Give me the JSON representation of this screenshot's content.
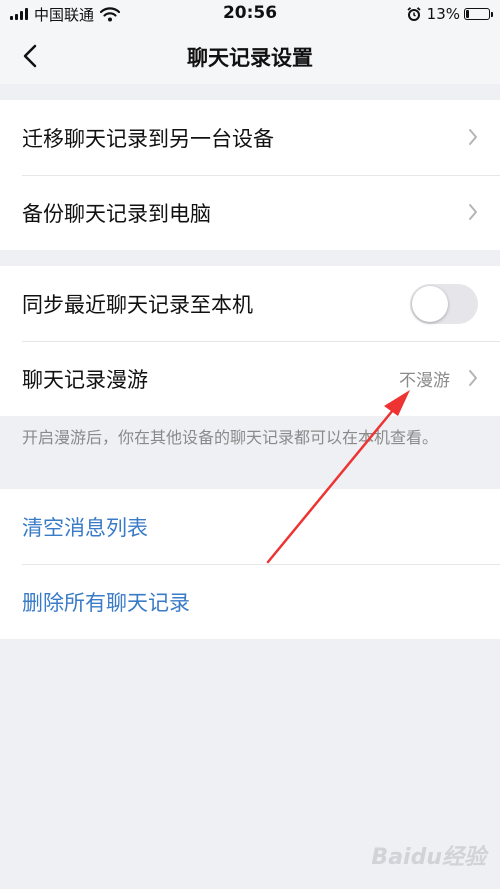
{
  "status_bar": {
    "carrier": "中国联通",
    "time": "20:56",
    "battery_percent": "13%",
    "battery_level": 0.13,
    "icons": [
      "signal-bars-icon",
      "wifi-icon",
      "alarm-icon",
      "battery-icon"
    ]
  },
  "nav": {
    "title": "聊天记录设置",
    "back_icon": "chevron-left-icon"
  },
  "group1": {
    "items": [
      {
        "label": "迁移聊天记录到另一台设备",
        "icon": "chevron-right-icon"
      },
      {
        "label": "备份聊天记录到电脑",
        "icon": "chevron-right-icon"
      }
    ]
  },
  "group2": {
    "sync_label": "同步最近聊天记录至本机",
    "sync_enabled": false,
    "roaming_label": "聊天记录漫游",
    "roaming_value": "不漫游"
  },
  "hint_text": "开启漫游后，你在其他设备的聊天记录都可以在本机查看。",
  "group3": {
    "clear_label": "清空消息列表",
    "delete_label": "删除所有聊天记录"
  },
  "watermark_text": "Baidu经验",
  "colors": {
    "background": "#eff0f4",
    "link_blue": "#3a7bc8",
    "annotation_red": "#ee3333",
    "toggle_off": "#e5e5ea"
  }
}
****************
## Set exercise
Transcribe the listing in full. Omit the pictures and keep every line exact.

## Worked solution
Give me the JSON representation of this screenshot's content.
{
  "status_bar": {
    "carrier": "中国联通",
    "time": "20:56",
    "battery_percent": "13%",
    "battery_level": 0.13,
    "icons": [
      "signal-bars-icon",
      "wifi-icon",
      "alarm-icon",
      "battery-icon"
    ]
  },
  "nav": {
    "title": "聊天记录设置",
    "back_icon": "chevron-left-icon"
  },
  "group1": {
    "items": [
      {
        "label": "迁移聊天记录到另一台设备",
        "icon": "chevron-right-icon"
      },
      {
        "label": "备份聊天记录到电脑",
        "icon": "chevron-right-icon"
      }
    ]
  },
  "group2": {
    "sync_label": "同步最近聊天记录至本机",
    "sync_enabled": false,
    "roaming_label": "聊天记录漫游",
    "roaming_value": "不漫游"
  },
  "hint_text": "开启漫游后，你在其他设备的聊天记录都可以在本机查看。",
  "group3": {
    "clear_label": "清空消息列表",
    "delete_label": "删除所有聊天记录"
  },
  "watermark_text": "Baidu经验",
  "colors": {
    "background": "#eff0f4",
    "link_blue": "#3a7bc8",
    "annotation_red": "#ee3333",
    "toggle_off": "#e5e5ea"
  }
}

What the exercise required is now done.